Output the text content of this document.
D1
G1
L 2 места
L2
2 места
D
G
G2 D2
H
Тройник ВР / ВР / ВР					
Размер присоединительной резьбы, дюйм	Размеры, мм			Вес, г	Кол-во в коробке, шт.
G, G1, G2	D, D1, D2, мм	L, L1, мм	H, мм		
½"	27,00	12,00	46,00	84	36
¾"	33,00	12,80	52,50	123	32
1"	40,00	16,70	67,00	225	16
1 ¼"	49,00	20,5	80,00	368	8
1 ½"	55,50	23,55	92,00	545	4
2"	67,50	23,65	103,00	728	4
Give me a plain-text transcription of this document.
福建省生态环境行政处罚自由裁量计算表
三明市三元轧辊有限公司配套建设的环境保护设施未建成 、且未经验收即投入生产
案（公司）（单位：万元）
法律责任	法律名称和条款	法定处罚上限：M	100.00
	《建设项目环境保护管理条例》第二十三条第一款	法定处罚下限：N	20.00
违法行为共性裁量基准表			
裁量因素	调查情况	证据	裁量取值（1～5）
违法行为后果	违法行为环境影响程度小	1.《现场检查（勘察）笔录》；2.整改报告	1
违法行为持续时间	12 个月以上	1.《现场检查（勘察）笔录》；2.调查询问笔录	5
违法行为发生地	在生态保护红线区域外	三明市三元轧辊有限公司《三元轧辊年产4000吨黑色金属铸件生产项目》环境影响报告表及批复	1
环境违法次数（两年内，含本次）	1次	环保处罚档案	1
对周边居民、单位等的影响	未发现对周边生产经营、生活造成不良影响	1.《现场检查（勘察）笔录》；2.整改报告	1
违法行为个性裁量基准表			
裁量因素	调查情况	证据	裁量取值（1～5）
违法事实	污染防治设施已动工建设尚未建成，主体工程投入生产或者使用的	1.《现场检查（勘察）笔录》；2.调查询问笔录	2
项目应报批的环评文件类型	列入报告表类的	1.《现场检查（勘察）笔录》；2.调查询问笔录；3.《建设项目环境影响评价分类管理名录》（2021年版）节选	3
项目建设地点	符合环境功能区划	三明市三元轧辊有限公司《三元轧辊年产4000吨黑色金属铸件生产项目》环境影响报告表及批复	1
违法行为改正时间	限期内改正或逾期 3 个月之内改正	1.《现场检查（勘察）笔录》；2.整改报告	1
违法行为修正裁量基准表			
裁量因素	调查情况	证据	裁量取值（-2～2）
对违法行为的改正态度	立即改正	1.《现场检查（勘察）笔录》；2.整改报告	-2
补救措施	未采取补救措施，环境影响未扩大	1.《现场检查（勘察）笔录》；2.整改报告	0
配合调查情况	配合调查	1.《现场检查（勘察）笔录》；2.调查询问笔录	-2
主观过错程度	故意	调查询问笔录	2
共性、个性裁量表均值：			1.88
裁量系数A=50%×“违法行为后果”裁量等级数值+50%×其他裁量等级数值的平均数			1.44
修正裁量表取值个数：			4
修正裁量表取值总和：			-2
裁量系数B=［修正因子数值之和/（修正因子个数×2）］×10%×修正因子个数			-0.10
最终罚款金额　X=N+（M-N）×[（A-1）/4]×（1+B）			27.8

=-=-=-=-=

• [Directions for this task] Restate the data above word for word.

• [Exercise solution]
Output the text content of this document.
D1
G1
L 2 места
L2
2 места
D
G
G2 D2
H
Тройник ВР / ВР / ВР					
Размер присоединительной резьбы, дюйм	Размеры, мм			Вес, г	Кол-во в коробке, шт.
G, G1, G2	D, D1, D2, мм	L, L1, мм	H, мм		
½"	27,00	12,00	46,00	84	36
¾"	33,00	12,80	52,50	123	32
1"	40,00	16,70	67,00	225	16
1 ¼"	49,00	20,5	80,00	368	8
1 ½"	55,50	23,55	92,00	545	4
2"	67,50	23,65	103,00	728	4
Give me a plain-text transcription of this document.
福建省生态环境行政处罚自由裁量计算表
三明市三元轧辊有限公司配套建设的环境保护设施未建成 、且未经验收即投入生产
案（公司）（单位：万元）
法律责任	法律名称和条款	法定处罚上限：M	100.00
	《建设项目环境保护管理条例》第二十三条第一款	法定处罚下限：N	20.00
违法行为共性裁量基准表			
裁量因素	调查情况	证据	裁量取值（1～5）
违法行为后果	违法行为环境影响程度小	1.《现场检查（勘察）笔录》；2.整改报告	1
违法行为持续时间	12 个月以上	1.《现场检查（勘察）笔录》；2.调查询问笔录	5
违法行为发生地	在生态保护红线区域外	三明市三元轧辊有限公司《三元轧辊年产4000吨黑色金属铸件生产项目》环境影响报告表及批复	1
环境违法次数（两年内，含本次）	1次	环保处罚档案	1
对周边居民、单位等的影响	未发现对周边生产经营、生活造成不良影响	1.《现场检查（勘察）笔录》；2.整改报告	1
违法行为个性裁量基准表			
裁量因素	调查情况	证据	裁量取值（1～5）
违法事实	污染防治设施已动工建设尚未建成，主体工程投入生产或者使用的	1.《现场检查（勘察）笔录》；2.调查询问笔录	2
项目应报批的环评文件类型	列入报告表类的	1.《现场检查（勘察）笔录》；2.调查询问笔录；3.《建设项目环境影响评价分类管理名录》（2021年版）节选	3
项目建设地点	符合环境功能区划	三明市三元轧辊有限公司《三元轧辊年产4000吨黑色金属铸件生产项目》环境影响报告表及批复	1
违法行为改正时间	限期内改正或逾期 3 个月之内改正	1.《现场检查（勘察）笔录》；2.整改报告	1
违法行为修正裁量基准表			
裁量因素	调查情况	证据	裁量取值（-2～2）
对违法行为的改正态度	立即改正	1.《现场检查（勘察）笔录》；2.整改报告	-2
补救措施	未采取补救措施，环境影响未扩大	1.《现场检查（勘察）笔录》；2.整改报告	0
配合调查情况	配合调查	1.《现场检查（勘察）笔录》；2.调查询问笔录	-2
主观过错程度	故意	调查询问笔录	2
共性、个性裁量表均值：			1.88
裁量系数A=50%×“违法行为后果”裁量等级数值+50%×其他裁量等级数值的平均数			1.44
修正裁量表取值个数：			4
修正裁量表取值总和：			-2
裁量系数B=［修正因子数值之和/（修正因子个数×2）］×10%×修正因子个数			-0.10
最终罚款金额　X=N+（M-N）×[（A-1）/4]×（1+B）			27.8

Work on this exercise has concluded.